Objective: Write out the records again, exactly, leaving none out.

+---+

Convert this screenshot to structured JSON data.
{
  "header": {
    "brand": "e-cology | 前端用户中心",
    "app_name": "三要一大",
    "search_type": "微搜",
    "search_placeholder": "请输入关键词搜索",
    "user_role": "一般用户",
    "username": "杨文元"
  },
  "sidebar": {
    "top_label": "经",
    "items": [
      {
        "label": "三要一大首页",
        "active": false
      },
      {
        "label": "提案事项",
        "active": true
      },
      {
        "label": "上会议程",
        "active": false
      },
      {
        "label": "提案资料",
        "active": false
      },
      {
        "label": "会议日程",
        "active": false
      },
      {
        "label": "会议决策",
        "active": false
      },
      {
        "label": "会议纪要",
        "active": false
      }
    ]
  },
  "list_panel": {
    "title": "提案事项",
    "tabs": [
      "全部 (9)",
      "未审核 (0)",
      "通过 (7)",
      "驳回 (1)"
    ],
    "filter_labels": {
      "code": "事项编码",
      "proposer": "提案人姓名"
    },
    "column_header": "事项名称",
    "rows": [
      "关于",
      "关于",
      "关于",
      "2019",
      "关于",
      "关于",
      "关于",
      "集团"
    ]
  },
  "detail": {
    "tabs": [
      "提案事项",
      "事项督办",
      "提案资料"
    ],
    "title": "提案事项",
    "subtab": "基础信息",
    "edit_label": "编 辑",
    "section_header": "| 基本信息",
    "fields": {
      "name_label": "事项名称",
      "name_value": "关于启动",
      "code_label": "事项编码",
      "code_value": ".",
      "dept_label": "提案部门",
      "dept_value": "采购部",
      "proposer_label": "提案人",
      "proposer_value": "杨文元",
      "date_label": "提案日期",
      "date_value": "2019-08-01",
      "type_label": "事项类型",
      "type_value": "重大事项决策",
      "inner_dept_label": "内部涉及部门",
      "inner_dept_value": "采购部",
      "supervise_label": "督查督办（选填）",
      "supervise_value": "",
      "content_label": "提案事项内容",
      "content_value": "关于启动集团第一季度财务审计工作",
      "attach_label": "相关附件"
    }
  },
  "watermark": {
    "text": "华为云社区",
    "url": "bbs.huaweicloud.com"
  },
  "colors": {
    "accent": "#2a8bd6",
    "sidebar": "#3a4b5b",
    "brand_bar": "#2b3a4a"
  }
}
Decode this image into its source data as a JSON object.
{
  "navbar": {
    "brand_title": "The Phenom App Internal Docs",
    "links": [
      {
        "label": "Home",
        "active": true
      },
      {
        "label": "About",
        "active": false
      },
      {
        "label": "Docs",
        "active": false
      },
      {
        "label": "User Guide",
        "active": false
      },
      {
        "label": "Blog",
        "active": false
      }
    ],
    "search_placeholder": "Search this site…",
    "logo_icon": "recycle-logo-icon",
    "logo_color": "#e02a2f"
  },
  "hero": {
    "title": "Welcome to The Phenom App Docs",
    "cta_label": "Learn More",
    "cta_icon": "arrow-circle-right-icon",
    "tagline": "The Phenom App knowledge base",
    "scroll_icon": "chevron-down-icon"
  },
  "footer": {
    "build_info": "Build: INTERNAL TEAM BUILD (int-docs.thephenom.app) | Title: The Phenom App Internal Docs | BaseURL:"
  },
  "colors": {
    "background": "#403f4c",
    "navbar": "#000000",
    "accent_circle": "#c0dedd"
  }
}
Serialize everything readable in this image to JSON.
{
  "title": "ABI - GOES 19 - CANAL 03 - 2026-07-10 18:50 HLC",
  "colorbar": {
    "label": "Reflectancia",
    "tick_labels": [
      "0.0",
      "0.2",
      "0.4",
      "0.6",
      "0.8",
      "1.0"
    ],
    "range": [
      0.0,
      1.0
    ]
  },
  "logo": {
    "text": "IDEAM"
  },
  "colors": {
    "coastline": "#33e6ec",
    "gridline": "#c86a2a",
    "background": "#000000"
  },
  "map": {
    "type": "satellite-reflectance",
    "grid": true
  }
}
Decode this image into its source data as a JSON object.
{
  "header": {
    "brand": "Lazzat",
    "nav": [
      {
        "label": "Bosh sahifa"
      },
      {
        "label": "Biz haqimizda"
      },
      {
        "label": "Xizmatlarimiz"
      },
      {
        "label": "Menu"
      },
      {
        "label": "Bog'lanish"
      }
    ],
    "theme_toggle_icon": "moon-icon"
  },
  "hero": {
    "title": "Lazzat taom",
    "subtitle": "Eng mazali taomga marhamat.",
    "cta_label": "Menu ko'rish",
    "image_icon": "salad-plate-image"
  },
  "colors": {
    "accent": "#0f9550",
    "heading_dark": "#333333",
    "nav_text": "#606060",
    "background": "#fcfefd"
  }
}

+---+

Answer to the exercise:
Convert this screenshot to structured JSON data.
{
  "header": {
    "brand": "e-cology | 前端用户中心",
    "app_name": "三要一大",
    "search_type": "微搜",
    "search_placeholder": "请输入关键词搜索",
    "user_role": "一般用户",
    "username": "杨文元"
  },
  "sidebar": {
    "top_label": "经",
    "items": [
      {
        "label": "三要一大首页",
        "active": false
      },
      {
        "label": "提案事项",
        "active": true
      },
      {
        "label": "上会议程",
        "active": false
      },
      {
        "label": "提案资料",
        "active": false
      },
      {
        "label": "会议日程",
        "active": false
      },
      {
        "label": "会议决策",
        "active": false
      },
      {
        "label": "会议纪要",
        "active": false
      }
    ]
  },
  "list_panel": {
    "title": "提案事项",
    "tabs": [
      "全部 (9)",
      "未审核 (0)",
      "通过 (7)",
      "驳回 (1)"
    ],
    "filter_labels": {
      "code": "事项编码",
      "proposer": "提案人姓名"
    },
    "column_header": "事项名称",
    "rows": [
      "关于",
      "关于",
      "关于",
      "2019",
      "关于",
      "关于",
      "关于",
      "集团"
    ]
  },
  "detail": {
    "tabs": [
      "提案事项",
      "事项督办",
      "提案资料"
    ],
    "title": "提案事项",
    "subtab": "基础信息",
    "edit_label": "编 辑",
    "section_header": "| 基本信息",
    "fields": {
      "name_label": "事项名称",
      "name_value": "关于启动",
      "code_label": "事项编码",
      "code_value": ".",
      "dept_label": "提案部门",
      "dept_value": "采购部",
      "proposer_label": "提案人",
      "proposer_value": "杨文元",
      "date_label": "提案日期",
      "date_value": "2019-08-01",
      "type_label": "事项类型",
      "type_value": "重大事项决策",
      "inner_dept_label": "内部涉及部门",
      "inner_dept_value": "采购部",
      "supervise_label": "督查督办（选填）",
      "supervise_value": "",
      "content_label": "提案事项内容",
      "content_value": "关于启动集团第一季度财务审计工作",
      "attach_label": "相关附件"
    }
  },
  "watermark": {
    "text": "华为云社区",
    "url": "bbs.huaweicloud.com"
  },
  "colors": {
    "accent": "#2a8bd6",
    "sidebar": "#3a4b5b",
    "brand_bar": "#2b3a4a"
  }
}
Decode this image into its source data as a JSON object.
{
  "navbar": {
    "brand_title": "The Phenom App Internal Docs",
    "links": [
      {
        "label": "Home",
        "active": true
      },
      {
        "label": "About",
        "active": false
      },
      {
        "label": "Docs",
        "active": false
      },
      {
        "label": "User Guide",
        "active": false
      },
      {
        "label": "Blog",
        "active": false
      }
    ],
    "search_placeholder": "Search this site…",
    "logo_icon": "recycle-logo-icon",
    "logo_color": "#e02a2f"
  },
  "hero": {
    "title": "Welcome to The Phenom App Docs",
    "cta_label": "Learn More",
    "cta_icon": "arrow-circle-right-icon",
    "tagline": "The Phenom App knowledge base",
    "scroll_icon": "chevron-down-icon"
  },
  "footer": {
    "build_info": "Build: INTERNAL TEAM BUILD (int-docs.thephenom.app) | Title: The Phenom App Internal Docs | BaseURL:"
  },
  "colors": {
    "background": "#403f4c",
    "navbar": "#000000",
    "accent_circle": "#c0dedd"
  }
}
Serialize everything readable in this image to JSON.
{
  "title": "ABI - GOES 19 - CANAL 03 - 2026-07-10 18:50 HLC",
  "colorbar": {
    "label": "Reflectancia",
    "tick_labels": [
      "0.0",
      "0.2",
      "0.4",
      "0.6",
      "0.8",
      "1.0"
    ],
    "range": [
      0.0,
      1.0
    ]
  },
  "logo": {
    "text": "IDEAM"
  },
  "colors": {
    "coastline": "#33e6ec",
    "gridline": "#c86a2a",
    "background": "#000000"
  },
  "map": {
    "type": "satellite-reflectance",
    "grid": true
  }
}
Decode this image into its source data as a JSON object.
{
  "header": {
    "brand": "Lazzat",
    "nav": [
      {
        "label": "Bosh sahifa"
      },
      {
        "label": "Biz haqimizda"
      },
      {
        "label": "Xizmatlarimiz"
      },
      {
        "label": "Menu"
      },
      {
        "label": "Bog'lanish"
      }
    ],
    "theme_toggle_icon": "moon-icon"
  },
  "hero": {
    "title": "Lazzat taom",
    "subtitle": "Eng mazali taomga marhamat.",
    "cta_label": "Menu ko'rish",
    "image_icon": "salad-plate-image"
  },
  "colors": {
    "accent": "#0f9550",
    "heading_dark": "#333333",
    "nav_text": "#606060",
    "background": "#fcfefd"
  }
}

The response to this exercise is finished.